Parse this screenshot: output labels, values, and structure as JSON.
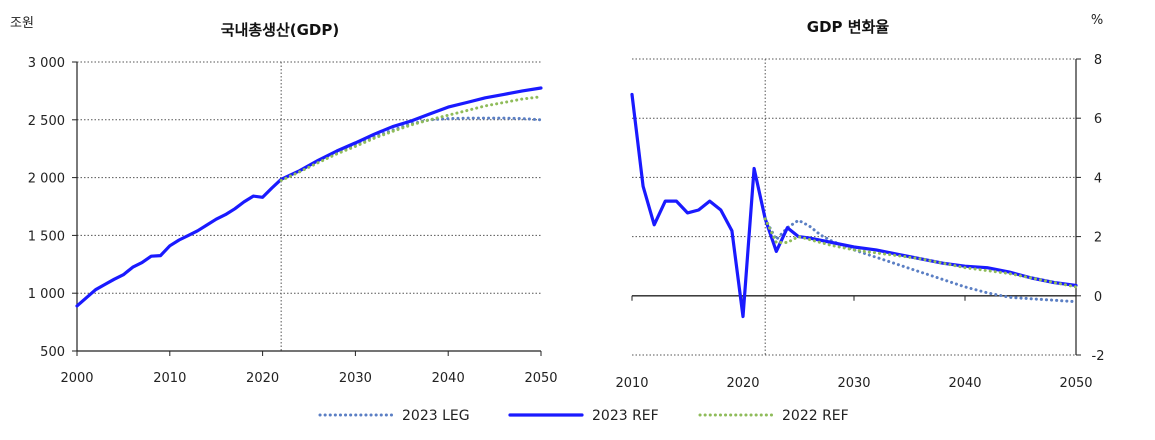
{
  "chart_data": [
    {
      "type": "line",
      "title": "국내총생산(GDP)",
      "unit_label": "조원",
      "xlim": [
        2000,
        2050
      ],
      "ylim": [
        500,
        3000
      ],
      "x_ticks": [
        2000,
        2010,
        2020,
        2030,
        2040,
        2050
      ],
      "y_ticks": [
        500,
        1000,
        1500,
        2000,
        2500,
        3000
      ],
      "x_tick_labels": [
        "2000",
        "2010",
        "2020",
        "2030",
        "2040",
        "2050"
      ],
      "y_tick_labels": [
        "500",
        "1 000",
        "1 500",
        "2 000",
        "2 500",
        "3 000"
      ],
      "grid": "horizontal dotted",
      "reference_line_x": 2022,
      "series": [
        {
          "name": "2023 LEG",
          "style": "dotted",
          "color": "#5b7fc4",
          "x": [
            2022,
            2024,
            2026,
            2028,
            2030,
            2032,
            2034,
            2036,
            2038,
            2040,
            2042,
            2044,
            2046,
            2048,
            2050
          ],
          "y": [
            1985,
            2060,
            2140,
            2215,
            2285,
            2350,
            2410,
            2465,
            2500,
            2510,
            2515,
            2515,
            2515,
            2510,
            2500
          ]
        },
        {
          "name": "2023 REF",
          "style": "solid",
          "color": "#1a1aff",
          "x": [
            2000,
            2001,
            2002,
            2003,
            2004,
            2005,
            2006,
            2007,
            2008,
            2009,
            2010,
            2011,
            2012,
            2013,
            2014,
            2015,
            2016,
            2017,
            2018,
            2019,
            2020,
            2021,
            2022,
            2024,
            2026,
            2028,
            2030,
            2032,
            2034,
            2036,
            2038,
            2040,
            2042,
            2044,
            2046,
            2048,
            2050
          ],
          "y": [
            890,
            960,
            1030,
            1075,
            1120,
            1160,
            1225,
            1265,
            1320,
            1325,
            1410,
            1460,
            1500,
            1540,
            1590,
            1640,
            1680,
            1730,
            1790,
            1840,
            1830,
            1910,
            1985,
            2060,
            2150,
            2230,
            2300,
            2375,
            2440,
            2490,
            2550,
            2610,
            2650,
            2690,
            2720,
            2750,
            2775
          ]
        },
        {
          "name": "2022 REF",
          "style": "dotted",
          "color": "#8fbc5a",
          "x": [
            2022,
            2024,
            2026,
            2028,
            2030,
            2032,
            2034,
            2036,
            2038,
            2040,
            2042,
            2044,
            2046,
            2048,
            2050
          ],
          "y": [
            1975,
            2050,
            2130,
            2205,
            2270,
            2340,
            2400,
            2455,
            2500,
            2540,
            2580,
            2620,
            2650,
            2680,
            2700
          ]
        }
      ]
    },
    {
      "type": "line",
      "title": "GDP 변화율",
      "unit_label": "%",
      "xlim": [
        2010,
        2050
      ],
      "ylim": [
        -2,
        8
      ],
      "x_ticks": [
        2010,
        2020,
        2030,
        2040,
        2050
      ],
      "y_ticks": [
        -2,
        0,
        2,
        4,
        6,
        8
      ],
      "x_tick_labels": [
        "2010",
        "2020",
        "2030",
        "2040",
        "2050"
      ],
      "y_tick_labels": [
        "-2",
        "0",
        "2",
        "4",
        "6",
        "8"
      ],
      "grid": "horizontal dotted",
      "reference_line_x": 2022,
      "series": [
        {
          "name": "2023 LEG",
          "style": "dotted",
          "color": "#5b7fc4",
          "x": [
            2022,
            2023,
            2024,
            2025,
            2026,
            2027,
            2028,
            2030,
            2032,
            2034,
            2036,
            2038,
            2040,
            2042,
            2044,
            2046,
            2048,
            2050
          ],
          "y": [
            2.6,
            1.9,
            2.3,
            2.55,
            2.35,
            2.05,
            1.85,
            1.55,
            1.3,
            1.05,
            0.8,
            0.55,
            0.3,
            0.1,
            -0.05,
            -0.1,
            -0.15,
            -0.2
          ]
        },
        {
          "name": "2023 REF",
          "style": "solid",
          "color": "#1a1aff",
          "x": [
            2010,
            2011,
            2012,
            2013,
            2014,
            2015,
            2016,
            2017,
            2018,
            2019,
            2020,
            2021,
            2022,
            2023,
            2024,
            2025,
            2026,
            2028,
            2030,
            2032,
            2034,
            2036,
            2038,
            2040,
            2042,
            2044,
            2046,
            2048,
            2050
          ],
          "y": [
            6.8,
            3.7,
            2.4,
            3.2,
            3.2,
            2.8,
            2.9,
            3.2,
            2.9,
            2.2,
            -0.7,
            4.3,
            2.6,
            1.5,
            2.3,
            2.0,
            1.95,
            1.8,
            1.65,
            1.55,
            1.4,
            1.25,
            1.1,
            1.0,
            0.95,
            0.8,
            0.6,
            0.45,
            0.35
          ]
        },
        {
          "name": "2022 REF",
          "style": "dotted",
          "color": "#8fbc5a",
          "x": [
            2022,
            2023,
            2024,
            2025,
            2026,
            2028,
            2030,
            2032,
            2034,
            2036,
            2038,
            2040,
            2042,
            2044,
            2046,
            2048,
            2050
          ],
          "y": [
            2.6,
            1.8,
            1.8,
            2.0,
            1.9,
            1.7,
            1.55,
            1.45,
            1.35,
            1.25,
            1.1,
            0.95,
            0.85,
            0.75,
            0.6,
            0.45,
            0.3
          ]
        }
      ]
    }
  ],
  "legend": {
    "placement": "bottom-center",
    "items": [
      {
        "label": "2023 LEG",
        "style": "dotted",
        "color": "#5b7fc4"
      },
      {
        "label": "2023 REF",
        "style": "solid",
        "color": "#1a1aff"
      },
      {
        "label": "2022 REF",
        "style": "dotted",
        "color": "#8fbc5a"
      }
    ]
  }
}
= = = =
EXERCISE GOAL: Reproduce the full listing faithfully, but do not carry over any pictures.

THE SOLUTION:
Parse this screenshot: output labels, values, and structure as JSON.
{
  "chart_data": [
    {
      "type": "line",
      "title": "국내총생산(GDP)",
      "unit_label": "조원",
      "xlim": [
        2000,
        2050
      ],
      "ylim": [
        500,
        3000
      ],
      "x_ticks": [
        2000,
        2010,
        2020,
        2030,
        2040,
        2050
      ],
      "y_ticks": [
        500,
        1000,
        1500,
        2000,
        2500,
        3000
      ],
      "x_tick_labels": [
        "2000",
        "2010",
        "2020",
        "2030",
        "2040",
        "2050"
      ],
      "y_tick_labels": [
        "500",
        "1 000",
        "1 500",
        "2 000",
        "2 500",
        "3 000"
      ],
      "grid": "horizontal dotted",
      "reference_line_x": 2022,
      "series": [
        {
          "name": "2023 LEG",
          "style": "dotted",
          "color": "#5b7fc4",
          "x": [
            2022,
            2024,
            2026,
            2028,
            2030,
            2032,
            2034,
            2036,
            2038,
            2040,
            2042,
            2044,
            2046,
            2048,
            2050
          ],
          "y": [
            1985,
            2060,
            2140,
            2215,
            2285,
            2350,
            2410,
            2465,
            2500,
            2510,
            2515,
            2515,
            2515,
            2510,
            2500
          ]
        },
        {
          "name": "2023 REF",
          "style": "solid",
          "color": "#1a1aff",
          "x": [
            2000,
            2001,
            2002,
            2003,
            2004,
            2005,
            2006,
            2007,
            2008,
            2009,
            2010,
            2011,
            2012,
            2013,
            2014,
            2015,
            2016,
            2017,
            2018,
            2019,
            2020,
            2021,
            2022,
            2024,
            2026,
            2028,
            2030,
            2032,
            2034,
            2036,
            2038,
            2040,
            2042,
            2044,
            2046,
            2048,
            2050
          ],
          "y": [
            890,
            960,
            1030,
            1075,
            1120,
            1160,
            1225,
            1265,
            1320,
            1325,
            1410,
            1460,
            1500,
            1540,
            1590,
            1640,
            1680,
            1730,
            1790,
            1840,
            1830,
            1910,
            1985,
            2060,
            2150,
            2230,
            2300,
            2375,
            2440,
            2490,
            2550,
            2610,
            2650,
            2690,
            2720,
            2750,
            2775
          ]
        },
        {
          "name": "2022 REF",
          "style": "dotted",
          "color": "#8fbc5a",
          "x": [
            2022,
            2024,
            2026,
            2028,
            2030,
            2032,
            2034,
            2036,
            2038,
            2040,
            2042,
            2044,
            2046,
            2048,
            2050
          ],
          "y": [
            1975,
            2050,
            2130,
            2205,
            2270,
            2340,
            2400,
            2455,
            2500,
            2540,
            2580,
            2620,
            2650,
            2680,
            2700
          ]
        }
      ]
    },
    {
      "type": "line",
      "title": "GDP 변화율",
      "unit_label": "%",
      "xlim": [
        2010,
        2050
      ],
      "ylim": [
        -2,
        8
      ],
      "x_ticks": [
        2010,
        2020,
        2030,
        2040,
        2050
      ],
      "y_ticks": [
        -2,
        0,
        2,
        4,
        6,
        8
      ],
      "x_tick_labels": [
        "2010",
        "2020",
        "2030",
        "2040",
        "2050"
      ],
      "y_tick_labels": [
        "-2",
        "0",
        "2",
        "4",
        "6",
        "8"
      ],
      "grid": "horizontal dotted",
      "reference_line_x": 2022,
      "series": [
        {
          "name": "2023 LEG",
          "style": "dotted",
          "color": "#5b7fc4",
          "x": [
            2022,
            2023,
            2024,
            2025,
            2026,
            2027,
            2028,
            2030,
            2032,
            2034,
            2036,
            2038,
            2040,
            2042,
            2044,
            2046,
            2048,
            2050
          ],
          "y": [
            2.6,
            1.9,
            2.3,
            2.55,
            2.35,
            2.05,
            1.85,
            1.55,
            1.3,
            1.05,
            0.8,
            0.55,
            0.3,
            0.1,
            -0.05,
            -0.1,
            -0.15,
            -0.2
          ]
        },
        {
          "name": "2023 REF",
          "style": "solid",
          "color": "#1a1aff",
          "x": [
            2010,
            2011,
            2012,
            2013,
            2014,
            2015,
            2016,
            2017,
            2018,
            2019,
            2020,
            2021,
            2022,
            2023,
            2024,
            2025,
            2026,
            2028,
            2030,
            2032,
            2034,
            2036,
            2038,
            2040,
            2042,
            2044,
            2046,
            2048,
            2050
          ],
          "y": [
            6.8,
            3.7,
            2.4,
            3.2,
            3.2,
            2.8,
            2.9,
            3.2,
            2.9,
            2.2,
            -0.7,
            4.3,
            2.6,
            1.5,
            2.3,
            2.0,
            1.95,
            1.8,
            1.65,
            1.55,
            1.4,
            1.25,
            1.1,
            1.0,
            0.95,
            0.8,
            0.6,
            0.45,
            0.35
          ]
        },
        {
          "name": "2022 REF",
          "style": "dotted",
          "color": "#8fbc5a",
          "x": [
            2022,
            2023,
            2024,
            2025,
            2026,
            2028,
            2030,
            2032,
            2034,
            2036,
            2038,
            2040,
            2042,
            2044,
            2046,
            2048,
            2050
          ],
          "y": [
            2.6,
            1.8,
            1.8,
            2.0,
            1.9,
            1.7,
            1.55,
            1.45,
            1.35,
            1.25,
            1.1,
            0.95,
            0.85,
            0.75,
            0.6,
            0.45,
            0.3
          ]
        }
      ]
    }
  ],
  "legend": {
    "placement": "bottom-center",
    "items": [
      {
        "label": "2023 LEG",
        "style": "dotted",
        "color": "#5b7fc4"
      },
      {
        "label": "2023 REF",
        "style": "solid",
        "color": "#1a1aff"
      },
      {
        "label": "2022 REF",
        "style": "dotted",
        "color": "#8fbc5a"
      }
    ]
  }
}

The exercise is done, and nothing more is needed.